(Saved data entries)
-.-.-
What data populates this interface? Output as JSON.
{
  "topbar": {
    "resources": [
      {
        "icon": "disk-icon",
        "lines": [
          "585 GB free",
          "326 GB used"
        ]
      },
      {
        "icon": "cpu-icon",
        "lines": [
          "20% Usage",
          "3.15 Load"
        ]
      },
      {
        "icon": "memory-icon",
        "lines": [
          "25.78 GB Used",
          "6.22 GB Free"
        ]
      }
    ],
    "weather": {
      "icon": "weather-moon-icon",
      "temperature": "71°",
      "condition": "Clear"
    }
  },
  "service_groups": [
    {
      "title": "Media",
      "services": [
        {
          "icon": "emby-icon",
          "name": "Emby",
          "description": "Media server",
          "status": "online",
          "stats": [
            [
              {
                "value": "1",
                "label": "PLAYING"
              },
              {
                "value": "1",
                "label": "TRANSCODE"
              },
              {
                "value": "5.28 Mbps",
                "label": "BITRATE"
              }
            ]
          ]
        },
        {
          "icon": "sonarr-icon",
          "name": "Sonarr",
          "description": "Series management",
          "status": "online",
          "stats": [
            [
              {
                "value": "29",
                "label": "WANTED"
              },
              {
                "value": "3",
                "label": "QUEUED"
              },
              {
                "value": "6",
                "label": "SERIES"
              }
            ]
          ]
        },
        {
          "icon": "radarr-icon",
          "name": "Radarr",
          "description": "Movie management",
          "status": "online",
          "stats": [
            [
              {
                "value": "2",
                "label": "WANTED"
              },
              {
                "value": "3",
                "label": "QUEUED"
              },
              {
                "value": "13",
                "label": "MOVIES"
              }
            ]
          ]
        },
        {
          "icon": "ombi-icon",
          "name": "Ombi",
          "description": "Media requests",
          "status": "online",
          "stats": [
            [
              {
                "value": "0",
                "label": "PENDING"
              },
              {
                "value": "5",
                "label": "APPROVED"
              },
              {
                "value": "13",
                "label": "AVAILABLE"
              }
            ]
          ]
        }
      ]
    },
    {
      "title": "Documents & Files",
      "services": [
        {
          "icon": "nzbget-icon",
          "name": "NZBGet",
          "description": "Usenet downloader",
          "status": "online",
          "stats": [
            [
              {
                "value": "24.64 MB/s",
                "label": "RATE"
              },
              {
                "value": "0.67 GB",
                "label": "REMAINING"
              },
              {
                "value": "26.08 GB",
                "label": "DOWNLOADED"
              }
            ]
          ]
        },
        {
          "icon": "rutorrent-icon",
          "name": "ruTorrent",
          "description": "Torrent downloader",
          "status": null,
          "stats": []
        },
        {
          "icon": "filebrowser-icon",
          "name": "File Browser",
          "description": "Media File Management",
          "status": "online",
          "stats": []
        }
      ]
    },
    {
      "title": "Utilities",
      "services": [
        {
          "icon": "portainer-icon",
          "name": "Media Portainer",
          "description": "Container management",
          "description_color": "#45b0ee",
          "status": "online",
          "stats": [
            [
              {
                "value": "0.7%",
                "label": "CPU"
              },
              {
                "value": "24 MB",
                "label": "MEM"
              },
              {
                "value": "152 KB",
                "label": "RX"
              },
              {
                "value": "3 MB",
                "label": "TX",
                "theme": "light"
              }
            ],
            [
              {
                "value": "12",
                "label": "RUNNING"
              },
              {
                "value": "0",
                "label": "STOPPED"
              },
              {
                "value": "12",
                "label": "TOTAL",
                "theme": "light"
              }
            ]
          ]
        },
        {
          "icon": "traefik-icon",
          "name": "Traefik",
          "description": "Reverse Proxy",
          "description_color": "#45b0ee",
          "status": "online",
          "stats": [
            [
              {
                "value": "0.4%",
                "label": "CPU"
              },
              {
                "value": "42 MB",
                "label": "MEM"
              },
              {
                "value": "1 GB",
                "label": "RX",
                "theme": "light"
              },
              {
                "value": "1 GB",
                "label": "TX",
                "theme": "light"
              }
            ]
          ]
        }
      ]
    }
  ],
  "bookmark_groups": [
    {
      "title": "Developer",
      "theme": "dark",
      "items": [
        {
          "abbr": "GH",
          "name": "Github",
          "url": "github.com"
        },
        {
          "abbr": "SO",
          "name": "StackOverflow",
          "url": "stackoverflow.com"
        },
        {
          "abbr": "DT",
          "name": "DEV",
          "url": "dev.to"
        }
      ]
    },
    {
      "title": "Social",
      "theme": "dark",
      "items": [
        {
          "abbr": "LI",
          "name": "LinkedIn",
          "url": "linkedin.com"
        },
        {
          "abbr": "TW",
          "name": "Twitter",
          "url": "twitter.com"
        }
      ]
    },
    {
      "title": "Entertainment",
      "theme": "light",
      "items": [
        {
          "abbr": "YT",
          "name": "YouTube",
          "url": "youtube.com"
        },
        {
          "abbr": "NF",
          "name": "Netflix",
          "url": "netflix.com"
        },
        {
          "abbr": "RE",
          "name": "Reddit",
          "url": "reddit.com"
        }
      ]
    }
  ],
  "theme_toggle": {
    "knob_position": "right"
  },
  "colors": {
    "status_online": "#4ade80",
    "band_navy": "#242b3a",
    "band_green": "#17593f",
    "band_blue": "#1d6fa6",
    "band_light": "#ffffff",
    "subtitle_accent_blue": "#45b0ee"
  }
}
-.-.-
GIVEN REQUEST – Retype the listing above in full, with no alterations.

WRITTEN RESPONSE –
What data populates this interface? Output as JSON.
{
  "topbar": {
    "resources": [
      {
        "icon": "disk-icon",
        "lines": [
          "585 GB free",
          "326 GB used"
        ]
      },
      {
        "icon": "cpu-icon",
        "lines": [
          "20% Usage",
          "3.15 Load"
        ]
      },
      {
        "icon": "memory-icon",
        "lines": [
          "25.78 GB Used",
          "6.22 GB Free"
        ]
      }
    ],
    "weather": {
      "icon": "weather-moon-icon",
      "temperature": "71°",
      "condition": "Clear"
    }
  },
  "service_groups": [
    {
      "title": "Media",
      "services": [
        {
          "icon": "emby-icon",
          "name": "Emby",
          "description": "Media server",
          "status": "online",
          "stats": [
            [
              {
                "value": "1",
                "label": "PLAYING"
              },
              {
                "value": "1",
                "label": "TRANSCODE"
              },
              {
                "value": "5.28 Mbps",
                "label": "BITRATE"
              }
            ]
          ]
        },
        {
          "icon": "sonarr-icon",
          "name": "Sonarr",
          "description": "Series management",
          "status": "online",
          "stats": [
            [
              {
                "value": "29",
                "label": "WANTED"
              },
              {
                "value": "3",
                "label": "QUEUED"
              },
              {
                "value": "6",
                "label": "SERIES"
              }
            ]
          ]
        },
        {
          "icon": "radarr-icon",
          "name": "Radarr",
          "description": "Movie management",
          "status": "online",
          "stats": [
            [
              {
                "value": "2",
                "label": "WANTED"
              },
              {
                "value": "3",
                "label": "QUEUED"
              },
              {
                "value": "13",
                "label": "MOVIES"
              }
            ]
          ]
        },
        {
          "icon": "ombi-icon",
          "name": "Ombi",
          "description": "Media requests",
          "status": "online",
          "stats": [
            [
              {
                "value": "0",
                "label": "PENDING"
              },
              {
                "value": "5",
                "label": "APPROVED"
              },
              {
                "value": "13",
                "label": "AVAILABLE"
              }
            ]
          ]
        }
      ]
    },
    {
      "title": "Documents & Files",
      "services": [
        {
          "icon": "nzbget-icon",
          "name": "NZBGet",
          "description": "Usenet downloader",
          "status": "online",
          "stats": [
            [
              {
                "value": "24.64 MB/s",
                "label": "RATE"
              },
              {
                "value": "0.67 GB",
                "label": "REMAINING"
              },
              {
                "value": "26.08 GB",
                "label": "DOWNLOADED"
              }
            ]
          ]
        },
        {
          "icon": "rutorrent-icon",
          "name": "ruTorrent",
          "description": "Torrent downloader",
          "status": null,
          "stats": []
        },
        {
          "icon": "filebrowser-icon",
          "name": "File Browser",
          "description": "Media File Management",
          "status": "online",
          "stats": []
        }
      ]
    },
    {
      "title": "Utilities",
      "services": [
        {
          "icon": "portainer-icon",
          "name": "Media Portainer",
          "description": "Container management",
          "description_color": "#45b0ee",
          "status": "online",
          "stats": [
            [
              {
                "value": "0.7%",
                "label": "CPU"
              },
              {
                "value": "24 MB",
                "label": "MEM"
              },
              {
                "value": "152 KB",
                "label": "RX"
              },
              {
                "value": "3 MB",
                "label": "TX",
                "theme": "light"
              }
            ],
            [
              {
                "value": "12",
                "label": "RUNNING"
              },
              {
                "value": "0",
                "label": "STOPPED"
              },
              {
                "value": "12",
                "label": "TOTAL",
                "theme": "light"
              }
            ]
          ]
        },
        {
          "icon": "traefik-icon",
          "name": "Traefik",
          "description": "Reverse Proxy",
          "description_color": "#45b0ee",
          "status": "online",
          "stats": [
            [
              {
                "value": "0.4%",
                "label": "CPU"
              },
              {
                "value": "42 MB",
                "label": "MEM"
              },
              {
                "value": "1 GB",
                "label": "RX",
                "theme": "light"
              },
              {
                "value": "1 GB",
                "label": "TX",
                "theme": "light"
              }
            ]
          ]
        }
      ]
    }
  ],
  "bookmark_groups": [
    {
      "title": "Developer",
      "theme": "dark",
      "items": [
        {
          "abbr": "GH",
          "name": "Github",
          "url": "github.com"
        },
        {
          "abbr": "SO",
          "name": "StackOverflow",
          "url": "stackoverflow.com"
        },
        {
          "abbr": "DT",
          "name": "DEV",
          "url": "dev.to"
        }
      ]
    },
    {
      "title": "Social",
      "theme": "dark",
      "items": [
        {
          "abbr": "LI",
          "name": "LinkedIn",
          "url": "linkedin.com"
        },
        {
          "abbr": "TW",
          "name": "Twitter",
          "url": "twitter.com"
        }
      ]
    },
    {
      "title": "Entertainment",
      "theme": "light",
      "items": [
        {
          "abbr": "YT",
          "name": "YouTube",
          "url": "youtube.com"
        },
        {
          "abbr": "NF",
          "name": "Netflix",
          "url": "netflix.com"
        },
        {
          "abbr": "RE",
          "name": "Reddit",
          "url": "reddit.com"
        }
      ]
    }
  ],
  "theme_toggle": {
    "knob_position": "right"
  },
  "colors": {
    "status_online": "#4ade80",
    "band_navy": "#242b3a",
    "band_green": "#17593f",
    "band_blue": "#1d6fa6",
    "band_light": "#ffffff",
    "subtitle_accent_blue": "#45b0ee"
  }
}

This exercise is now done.